» Data section
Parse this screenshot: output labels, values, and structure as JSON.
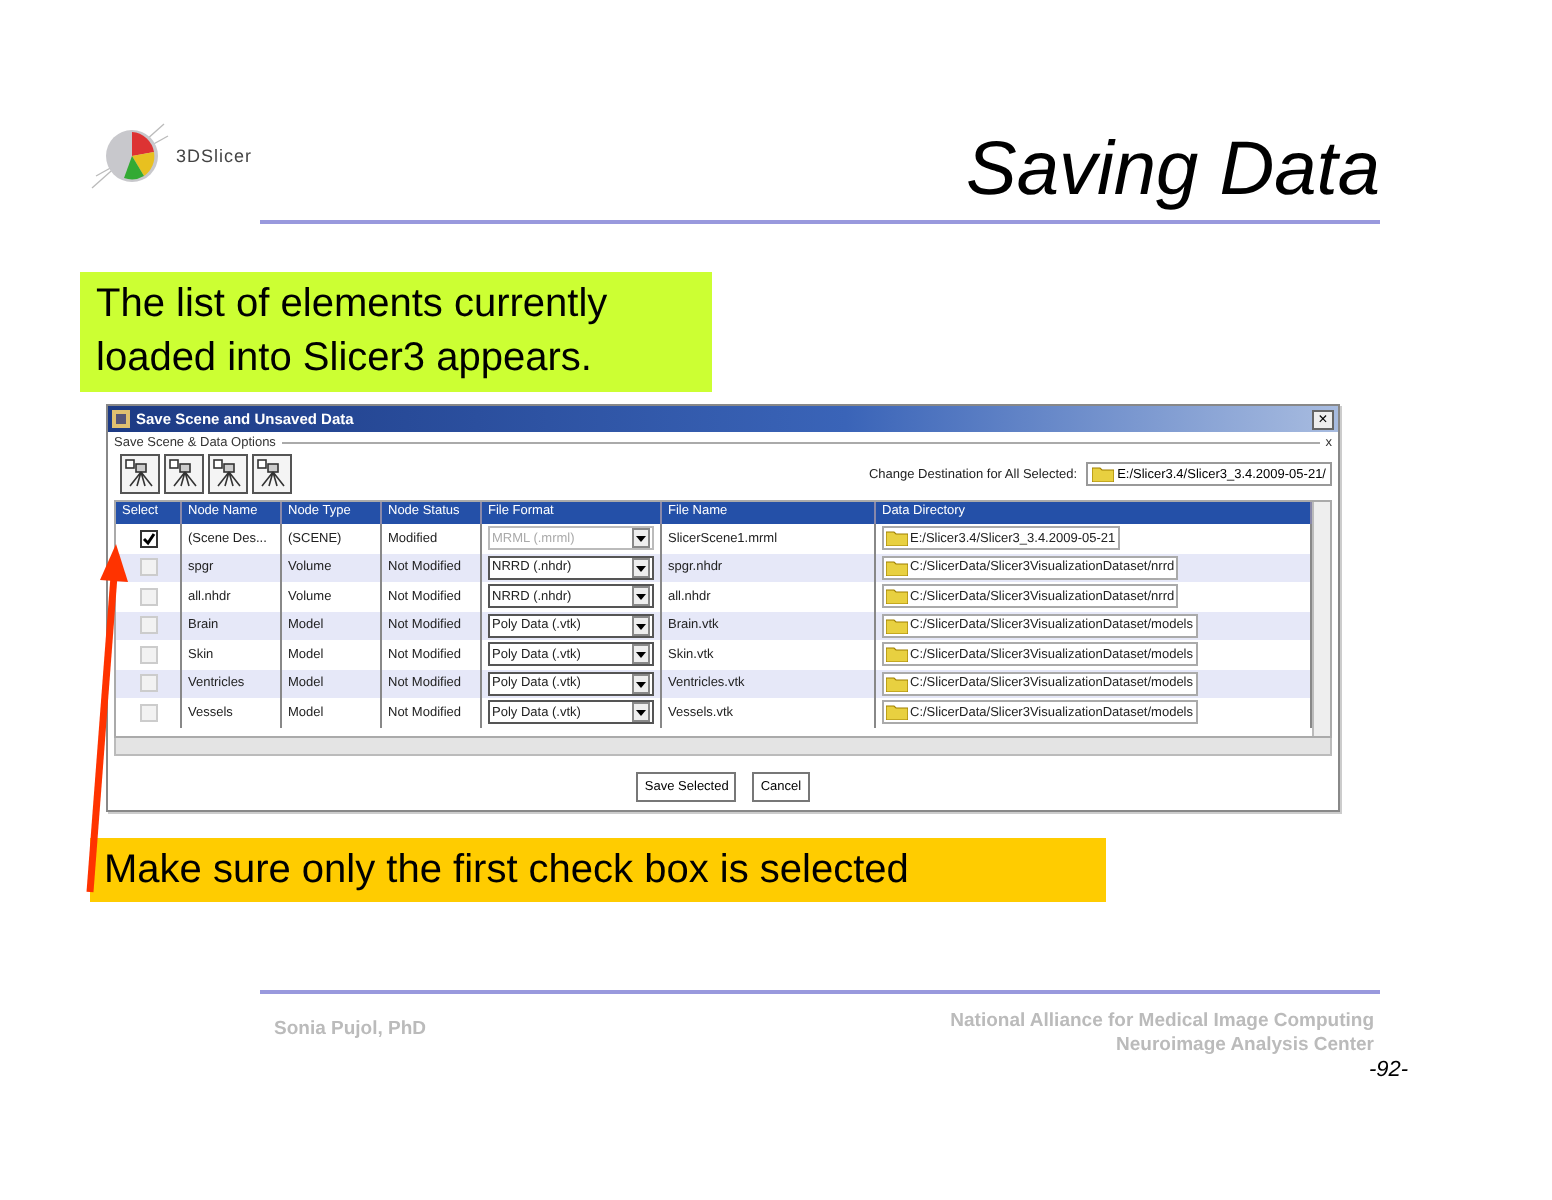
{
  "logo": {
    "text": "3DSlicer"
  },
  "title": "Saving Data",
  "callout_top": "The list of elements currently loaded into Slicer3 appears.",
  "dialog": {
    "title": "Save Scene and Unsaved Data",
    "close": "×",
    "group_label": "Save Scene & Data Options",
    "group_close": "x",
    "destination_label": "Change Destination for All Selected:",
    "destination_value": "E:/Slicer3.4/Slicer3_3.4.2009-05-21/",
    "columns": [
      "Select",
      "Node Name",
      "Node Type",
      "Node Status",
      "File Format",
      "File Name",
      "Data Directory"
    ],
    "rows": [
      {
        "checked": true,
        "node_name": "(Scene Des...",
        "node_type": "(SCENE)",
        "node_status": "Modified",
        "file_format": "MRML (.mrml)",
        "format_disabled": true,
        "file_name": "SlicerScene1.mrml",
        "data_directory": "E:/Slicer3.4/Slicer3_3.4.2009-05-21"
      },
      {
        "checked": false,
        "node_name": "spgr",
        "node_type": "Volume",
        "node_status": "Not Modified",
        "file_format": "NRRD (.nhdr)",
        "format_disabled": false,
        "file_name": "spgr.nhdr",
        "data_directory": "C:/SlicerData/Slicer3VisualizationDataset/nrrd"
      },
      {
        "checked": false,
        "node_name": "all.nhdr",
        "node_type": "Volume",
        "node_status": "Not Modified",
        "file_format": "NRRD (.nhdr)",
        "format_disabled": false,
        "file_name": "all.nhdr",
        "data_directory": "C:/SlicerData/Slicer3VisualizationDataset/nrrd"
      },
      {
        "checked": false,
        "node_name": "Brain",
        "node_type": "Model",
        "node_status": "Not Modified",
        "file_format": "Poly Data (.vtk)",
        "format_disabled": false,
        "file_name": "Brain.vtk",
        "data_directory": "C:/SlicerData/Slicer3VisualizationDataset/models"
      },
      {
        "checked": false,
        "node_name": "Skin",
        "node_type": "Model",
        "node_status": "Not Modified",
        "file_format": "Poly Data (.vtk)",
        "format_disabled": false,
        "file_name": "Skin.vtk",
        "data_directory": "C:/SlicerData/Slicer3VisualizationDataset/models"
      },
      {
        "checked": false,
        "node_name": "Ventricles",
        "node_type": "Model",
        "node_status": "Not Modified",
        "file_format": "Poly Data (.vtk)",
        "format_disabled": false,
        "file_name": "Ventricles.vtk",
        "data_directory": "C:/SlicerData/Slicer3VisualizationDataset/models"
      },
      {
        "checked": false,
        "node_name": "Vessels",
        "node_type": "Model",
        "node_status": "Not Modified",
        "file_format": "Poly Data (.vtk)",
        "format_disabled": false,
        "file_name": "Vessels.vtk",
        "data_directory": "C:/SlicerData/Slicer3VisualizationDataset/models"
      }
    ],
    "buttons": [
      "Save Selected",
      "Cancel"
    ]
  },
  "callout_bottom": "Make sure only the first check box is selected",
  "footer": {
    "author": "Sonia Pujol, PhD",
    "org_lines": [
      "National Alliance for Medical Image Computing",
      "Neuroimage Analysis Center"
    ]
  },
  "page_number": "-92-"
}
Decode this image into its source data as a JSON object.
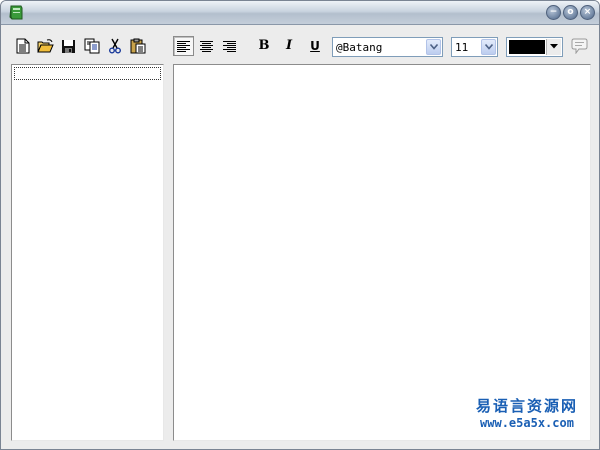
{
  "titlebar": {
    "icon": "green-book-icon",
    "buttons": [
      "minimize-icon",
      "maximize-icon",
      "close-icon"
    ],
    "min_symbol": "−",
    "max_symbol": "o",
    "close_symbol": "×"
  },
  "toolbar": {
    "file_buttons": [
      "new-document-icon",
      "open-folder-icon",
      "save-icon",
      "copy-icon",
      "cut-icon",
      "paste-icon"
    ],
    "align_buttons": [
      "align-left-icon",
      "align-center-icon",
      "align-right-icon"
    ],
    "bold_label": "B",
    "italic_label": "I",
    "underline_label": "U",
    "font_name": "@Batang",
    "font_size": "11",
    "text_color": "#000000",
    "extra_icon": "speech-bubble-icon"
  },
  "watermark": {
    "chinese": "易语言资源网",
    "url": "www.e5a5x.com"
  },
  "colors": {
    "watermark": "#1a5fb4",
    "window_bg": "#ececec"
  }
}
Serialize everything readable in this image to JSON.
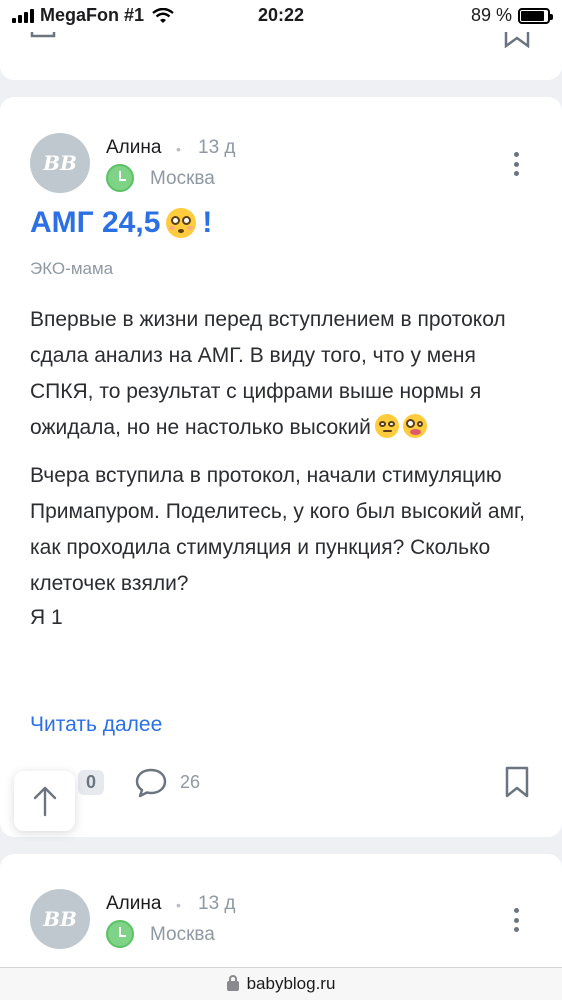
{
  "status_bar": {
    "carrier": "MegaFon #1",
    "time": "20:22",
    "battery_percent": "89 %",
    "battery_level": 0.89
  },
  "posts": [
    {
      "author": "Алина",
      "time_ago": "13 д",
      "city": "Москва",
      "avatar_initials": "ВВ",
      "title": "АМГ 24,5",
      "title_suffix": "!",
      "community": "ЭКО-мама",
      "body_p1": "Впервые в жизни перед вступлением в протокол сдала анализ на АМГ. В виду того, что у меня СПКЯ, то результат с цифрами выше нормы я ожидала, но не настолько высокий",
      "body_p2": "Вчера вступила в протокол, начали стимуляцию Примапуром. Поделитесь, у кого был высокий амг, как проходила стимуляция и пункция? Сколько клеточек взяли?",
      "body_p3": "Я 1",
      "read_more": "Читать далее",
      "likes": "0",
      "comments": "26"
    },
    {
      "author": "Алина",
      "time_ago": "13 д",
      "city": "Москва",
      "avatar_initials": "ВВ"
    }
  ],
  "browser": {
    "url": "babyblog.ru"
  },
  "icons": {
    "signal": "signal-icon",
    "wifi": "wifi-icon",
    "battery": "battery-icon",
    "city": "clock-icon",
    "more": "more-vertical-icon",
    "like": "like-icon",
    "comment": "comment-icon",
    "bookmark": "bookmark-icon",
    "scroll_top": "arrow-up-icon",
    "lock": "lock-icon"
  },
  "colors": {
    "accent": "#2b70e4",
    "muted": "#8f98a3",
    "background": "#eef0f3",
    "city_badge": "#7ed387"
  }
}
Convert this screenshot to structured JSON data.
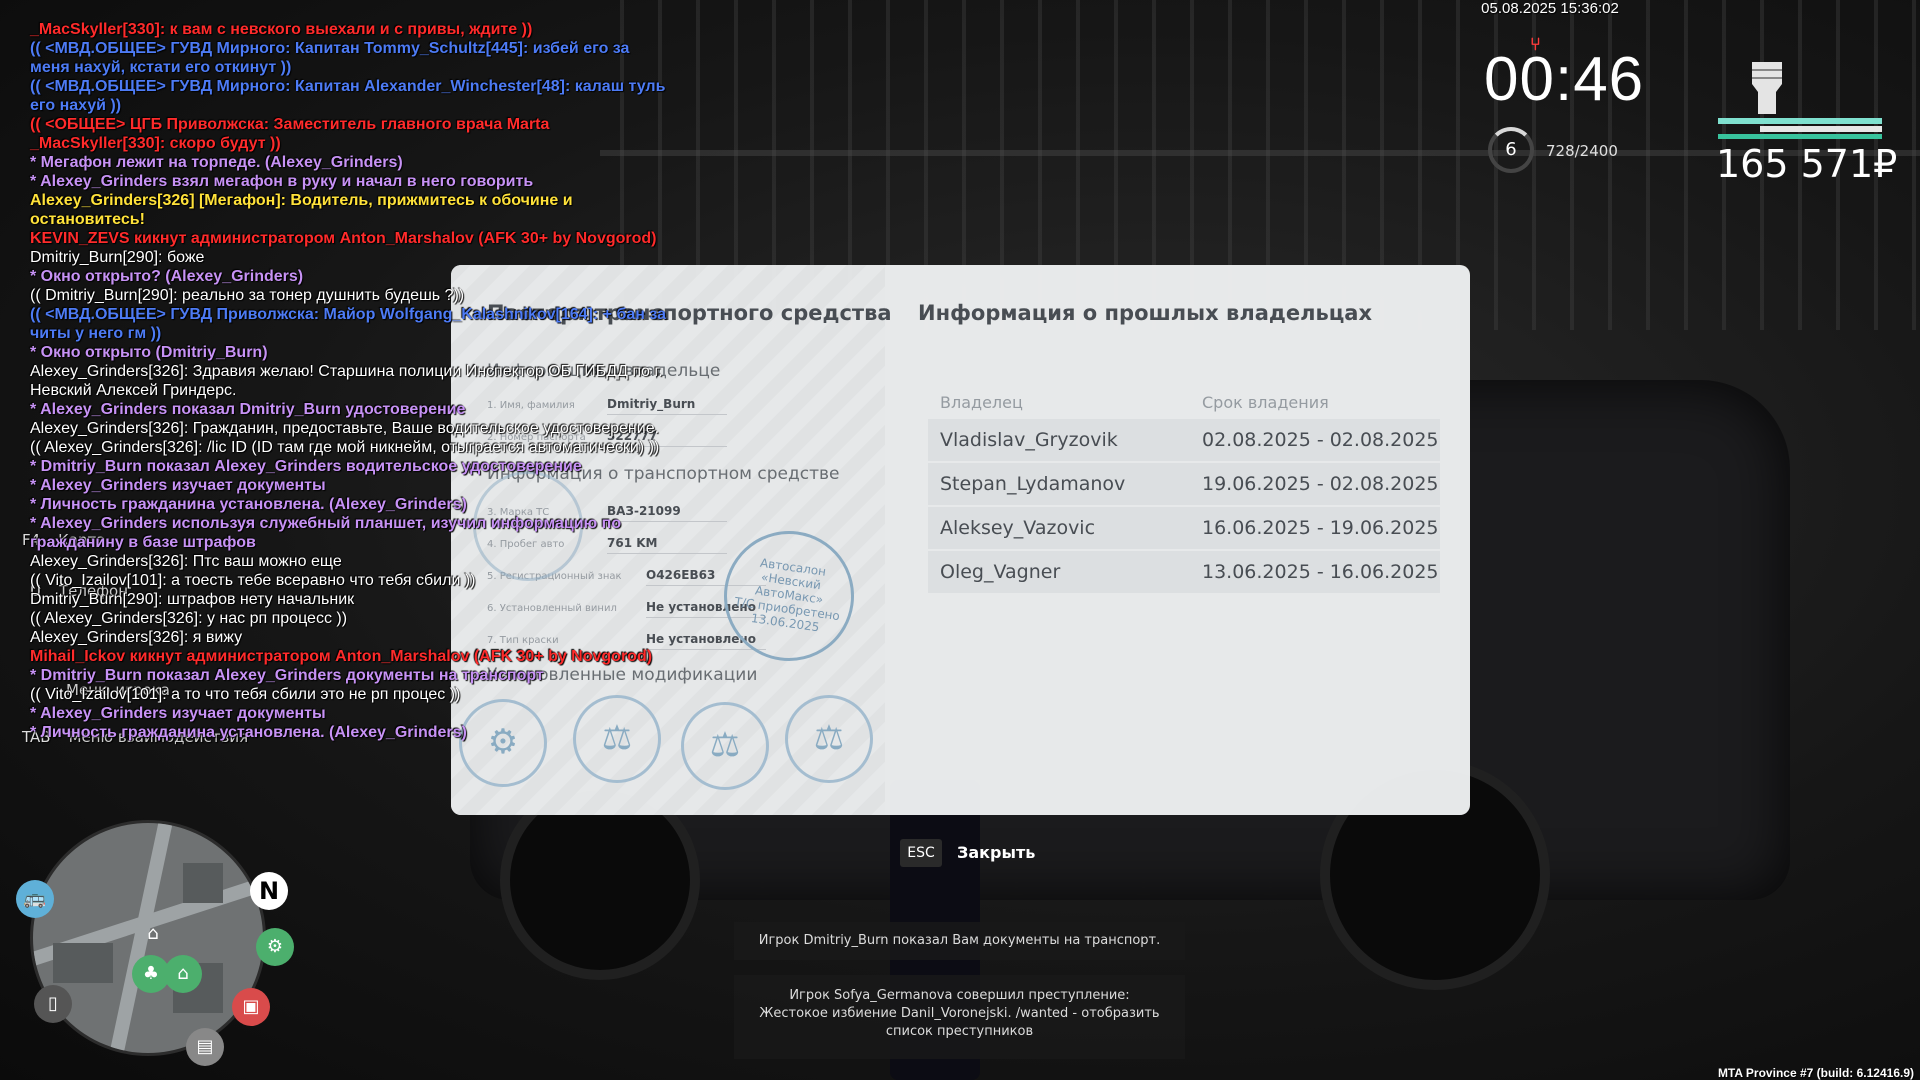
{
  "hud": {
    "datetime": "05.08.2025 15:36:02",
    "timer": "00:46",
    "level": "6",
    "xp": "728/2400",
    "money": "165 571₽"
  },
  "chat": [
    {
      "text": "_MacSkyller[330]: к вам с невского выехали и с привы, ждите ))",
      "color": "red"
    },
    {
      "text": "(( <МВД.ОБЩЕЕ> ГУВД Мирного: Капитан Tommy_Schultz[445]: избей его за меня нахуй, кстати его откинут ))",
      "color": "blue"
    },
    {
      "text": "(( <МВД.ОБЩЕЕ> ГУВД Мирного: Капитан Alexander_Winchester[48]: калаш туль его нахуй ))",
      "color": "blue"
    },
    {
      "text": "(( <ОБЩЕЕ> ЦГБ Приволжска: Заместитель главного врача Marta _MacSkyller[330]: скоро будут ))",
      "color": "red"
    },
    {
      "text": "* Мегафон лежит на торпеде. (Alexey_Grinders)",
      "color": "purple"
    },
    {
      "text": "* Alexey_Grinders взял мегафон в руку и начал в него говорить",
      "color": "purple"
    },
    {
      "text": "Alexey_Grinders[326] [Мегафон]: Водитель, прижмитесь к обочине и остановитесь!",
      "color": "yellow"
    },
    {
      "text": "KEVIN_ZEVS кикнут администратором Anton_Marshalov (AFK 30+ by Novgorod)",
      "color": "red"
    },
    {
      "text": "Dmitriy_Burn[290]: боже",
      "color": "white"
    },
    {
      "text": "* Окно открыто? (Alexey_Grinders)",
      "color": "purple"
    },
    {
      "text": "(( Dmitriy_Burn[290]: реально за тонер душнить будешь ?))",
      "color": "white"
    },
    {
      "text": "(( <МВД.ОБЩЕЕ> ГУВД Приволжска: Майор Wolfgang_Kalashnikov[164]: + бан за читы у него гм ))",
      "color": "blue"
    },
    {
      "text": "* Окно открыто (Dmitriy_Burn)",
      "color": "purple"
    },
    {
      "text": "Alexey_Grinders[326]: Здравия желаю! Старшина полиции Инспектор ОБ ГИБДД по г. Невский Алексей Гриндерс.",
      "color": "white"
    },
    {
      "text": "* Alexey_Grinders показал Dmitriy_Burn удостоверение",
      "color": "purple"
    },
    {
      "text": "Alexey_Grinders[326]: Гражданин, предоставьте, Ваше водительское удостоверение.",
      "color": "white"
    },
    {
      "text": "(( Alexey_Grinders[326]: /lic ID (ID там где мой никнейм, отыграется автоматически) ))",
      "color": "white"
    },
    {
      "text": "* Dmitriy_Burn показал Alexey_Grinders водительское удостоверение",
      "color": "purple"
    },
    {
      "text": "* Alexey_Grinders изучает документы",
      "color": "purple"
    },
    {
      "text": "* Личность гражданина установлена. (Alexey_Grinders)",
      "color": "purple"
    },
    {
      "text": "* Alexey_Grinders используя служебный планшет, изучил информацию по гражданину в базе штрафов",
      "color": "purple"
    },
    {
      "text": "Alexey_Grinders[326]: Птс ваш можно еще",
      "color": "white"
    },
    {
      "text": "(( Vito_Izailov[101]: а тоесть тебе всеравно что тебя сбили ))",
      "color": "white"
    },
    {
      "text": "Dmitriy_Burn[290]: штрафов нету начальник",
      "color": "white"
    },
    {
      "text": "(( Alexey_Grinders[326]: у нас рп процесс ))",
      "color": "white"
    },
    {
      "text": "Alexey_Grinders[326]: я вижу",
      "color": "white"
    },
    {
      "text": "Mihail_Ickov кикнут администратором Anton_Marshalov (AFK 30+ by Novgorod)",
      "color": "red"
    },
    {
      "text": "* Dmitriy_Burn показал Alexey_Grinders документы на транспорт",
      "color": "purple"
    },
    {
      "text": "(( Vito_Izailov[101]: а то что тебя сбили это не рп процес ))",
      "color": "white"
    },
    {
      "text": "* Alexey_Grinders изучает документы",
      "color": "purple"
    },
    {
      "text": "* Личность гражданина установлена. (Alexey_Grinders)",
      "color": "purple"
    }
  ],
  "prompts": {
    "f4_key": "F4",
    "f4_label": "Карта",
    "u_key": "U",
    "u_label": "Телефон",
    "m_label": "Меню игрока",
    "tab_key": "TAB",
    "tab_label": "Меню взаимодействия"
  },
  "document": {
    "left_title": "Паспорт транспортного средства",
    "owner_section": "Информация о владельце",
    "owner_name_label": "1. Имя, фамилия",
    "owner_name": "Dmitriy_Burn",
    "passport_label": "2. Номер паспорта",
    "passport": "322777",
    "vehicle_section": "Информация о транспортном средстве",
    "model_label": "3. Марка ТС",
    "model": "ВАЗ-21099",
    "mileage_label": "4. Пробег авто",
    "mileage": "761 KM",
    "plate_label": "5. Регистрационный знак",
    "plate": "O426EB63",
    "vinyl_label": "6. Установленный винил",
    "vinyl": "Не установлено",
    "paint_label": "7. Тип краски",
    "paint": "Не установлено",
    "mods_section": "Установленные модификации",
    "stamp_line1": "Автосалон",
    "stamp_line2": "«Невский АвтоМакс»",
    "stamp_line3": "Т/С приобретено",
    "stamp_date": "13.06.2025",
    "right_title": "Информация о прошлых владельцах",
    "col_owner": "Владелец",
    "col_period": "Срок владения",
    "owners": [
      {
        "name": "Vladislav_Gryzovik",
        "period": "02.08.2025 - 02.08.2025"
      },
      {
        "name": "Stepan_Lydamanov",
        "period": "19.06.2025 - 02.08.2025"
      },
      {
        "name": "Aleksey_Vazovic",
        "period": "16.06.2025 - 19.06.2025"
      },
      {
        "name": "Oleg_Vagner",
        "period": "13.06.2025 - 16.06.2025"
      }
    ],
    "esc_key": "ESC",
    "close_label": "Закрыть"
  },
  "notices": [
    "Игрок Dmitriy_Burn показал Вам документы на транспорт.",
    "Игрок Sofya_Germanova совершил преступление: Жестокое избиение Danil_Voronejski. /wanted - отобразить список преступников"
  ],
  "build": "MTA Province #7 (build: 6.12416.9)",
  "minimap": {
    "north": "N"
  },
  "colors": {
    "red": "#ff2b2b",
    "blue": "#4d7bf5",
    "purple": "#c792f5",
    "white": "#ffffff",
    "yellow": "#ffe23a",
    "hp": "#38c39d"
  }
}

» Exercise directions
From the listing above, copy every line that holds the string "высокий".

» Solution for this exercise
      "body_p1": "Впервые в жизни перед вступлением в протокол сдала анализ на АМГ. В виду того, что у меня СПКЯ, то результат с цифрами выше нормы я ожидала, но не настолько высокий",
      "body_p2": "Вчера вступила в протокол, начали стимуляцию Примапуром. Поделитесь, у кого был высокий амг, как проходила стимуляция и пункция? Сколько клеточек взяли?",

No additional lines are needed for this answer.